### EXERCISE
Quote, word for word, the section of the passage on Zizek and political protest that starts with the words containing "I heard this" and finishes with "regard for it.".

### SOURCE PASSAGE

It's like feminism. Just because women in Euro-America are giving up work in favour of becoming consumerism driven (largely) yummy-mummies, the rest of us are forced to reckon with the world as having become 'post-feminist'! Just try to run past that logic anywhere outside Euro-America and you sound like retrogressive and not post-anything at all really! Similarly, the likes of Zizek and theri pampered kin reckon that the world is supposed to have become bored of political protest, shouting in the street, or so it seems. In Zizek's Europe, the only reason one would put on our black march shoes would be for comforting the soul and not ousting a regime, but then really chicken soup is better and easier to do!
I heard this relentless attack on the 'rest of the world' by Zizek and empathised with a friend who did out his Christian soft spot, to which Zizek replied - "fuck you, i am christian and proud of it." We heard Zizek indulgently and a week later, images of monks in Burma began to flood the screens - tv, internet, newspapers, to say nothing of the frenetic activity in blogosphere! So perhaps Zizek did have a point - the middle classes in Euro-America protest in namby-pamby way (blogs, for example) and politics is reduced to its virtual version. And in the non-middle class world, non Euro-American world this world of namby-pamby, softly softly, please can i protest today, sort of way, protest has absolutely no connect with the polity and the polity has no regard for it.

### SUPPLIED ENTRIES

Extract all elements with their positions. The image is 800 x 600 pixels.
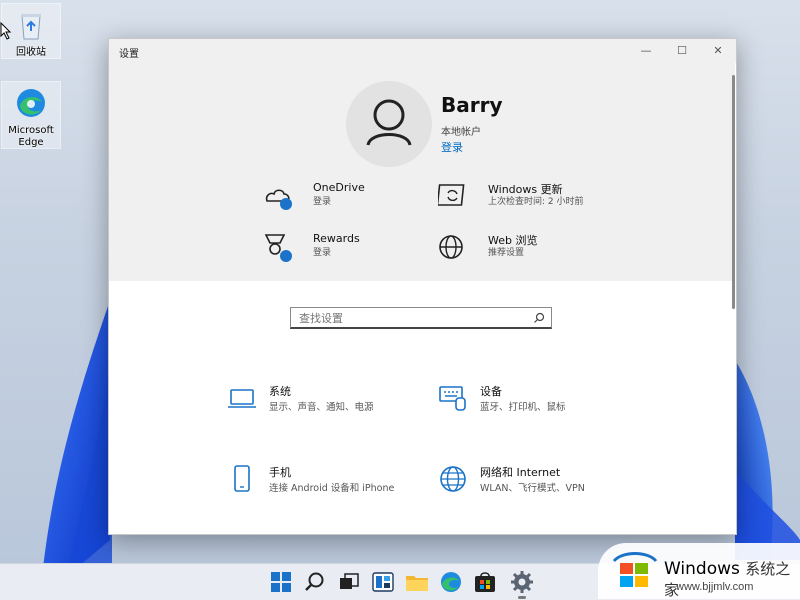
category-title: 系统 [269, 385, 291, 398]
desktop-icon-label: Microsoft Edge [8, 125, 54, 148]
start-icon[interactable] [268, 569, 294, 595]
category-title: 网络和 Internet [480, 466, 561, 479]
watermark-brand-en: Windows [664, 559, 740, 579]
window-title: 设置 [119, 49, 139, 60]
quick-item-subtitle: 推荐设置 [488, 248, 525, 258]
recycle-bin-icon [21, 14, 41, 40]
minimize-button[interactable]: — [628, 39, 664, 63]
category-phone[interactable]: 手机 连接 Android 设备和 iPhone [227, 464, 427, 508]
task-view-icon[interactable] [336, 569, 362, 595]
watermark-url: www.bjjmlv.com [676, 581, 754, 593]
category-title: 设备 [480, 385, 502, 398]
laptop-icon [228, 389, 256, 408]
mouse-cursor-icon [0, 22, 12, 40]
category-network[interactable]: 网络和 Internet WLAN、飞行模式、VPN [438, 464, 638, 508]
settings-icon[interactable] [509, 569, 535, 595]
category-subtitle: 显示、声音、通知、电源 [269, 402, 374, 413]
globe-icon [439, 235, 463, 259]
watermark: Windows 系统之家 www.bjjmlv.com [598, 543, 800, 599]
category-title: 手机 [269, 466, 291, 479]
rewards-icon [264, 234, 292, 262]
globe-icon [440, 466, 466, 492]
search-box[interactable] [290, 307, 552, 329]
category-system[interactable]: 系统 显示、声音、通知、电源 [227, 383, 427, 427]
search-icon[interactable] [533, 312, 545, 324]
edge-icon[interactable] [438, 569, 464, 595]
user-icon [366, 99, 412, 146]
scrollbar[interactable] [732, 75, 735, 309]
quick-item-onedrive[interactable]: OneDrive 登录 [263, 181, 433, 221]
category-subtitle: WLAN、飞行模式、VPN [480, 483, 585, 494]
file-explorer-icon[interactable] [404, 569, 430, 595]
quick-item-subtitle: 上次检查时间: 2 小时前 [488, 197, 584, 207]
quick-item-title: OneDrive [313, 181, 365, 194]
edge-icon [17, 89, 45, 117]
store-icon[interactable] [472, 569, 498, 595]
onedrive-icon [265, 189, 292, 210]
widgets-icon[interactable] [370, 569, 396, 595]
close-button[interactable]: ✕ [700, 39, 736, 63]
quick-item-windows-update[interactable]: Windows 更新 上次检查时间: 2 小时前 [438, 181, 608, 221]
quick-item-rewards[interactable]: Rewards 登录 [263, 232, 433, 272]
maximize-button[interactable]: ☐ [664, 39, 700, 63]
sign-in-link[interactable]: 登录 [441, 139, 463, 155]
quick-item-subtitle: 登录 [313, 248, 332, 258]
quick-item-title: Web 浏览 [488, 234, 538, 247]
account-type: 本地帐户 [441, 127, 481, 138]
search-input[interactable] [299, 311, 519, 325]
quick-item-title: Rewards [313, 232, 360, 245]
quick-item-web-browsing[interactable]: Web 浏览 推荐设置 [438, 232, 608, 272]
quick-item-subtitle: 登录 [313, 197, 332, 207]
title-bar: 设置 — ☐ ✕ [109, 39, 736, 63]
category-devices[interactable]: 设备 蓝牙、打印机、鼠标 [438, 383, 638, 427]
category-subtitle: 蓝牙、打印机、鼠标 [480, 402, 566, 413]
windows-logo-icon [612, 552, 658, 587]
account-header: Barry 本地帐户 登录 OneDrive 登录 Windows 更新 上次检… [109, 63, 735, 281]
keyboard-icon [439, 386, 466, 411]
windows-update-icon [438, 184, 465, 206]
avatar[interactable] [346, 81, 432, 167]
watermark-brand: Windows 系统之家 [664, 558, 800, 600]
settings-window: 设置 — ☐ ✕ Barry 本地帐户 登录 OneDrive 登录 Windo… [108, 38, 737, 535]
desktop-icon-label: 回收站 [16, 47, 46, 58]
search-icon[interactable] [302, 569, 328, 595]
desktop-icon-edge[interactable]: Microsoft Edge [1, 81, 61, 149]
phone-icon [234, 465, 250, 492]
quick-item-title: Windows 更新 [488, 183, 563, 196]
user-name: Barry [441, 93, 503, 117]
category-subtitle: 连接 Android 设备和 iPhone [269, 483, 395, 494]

### OUTPUT OF THE EXERCISE
I heard this relentless attack on the 'rest of the world' by Zizek and empathised with a friend who did out his Christian soft spot, to which Zizek replied - "fuck you, i am christian and proud of it." We heard Zizek indulgently and a week later, images of monks in Burma began to flood the screens - tv, internet, newspapers, to say nothing of the frenetic activity in blogosphere! So perhaps Zizek did have a point - the middle classes in Euro-America protest in namby-pamby way (blogs, for example) and politics is reduced to its virtual version. And in the non-middle class world, non Euro-American world this world of namby-pamby, softly softly, please can i protest today, sort of way, protest has absolutely no connect with the polity and the polity has no regard for it.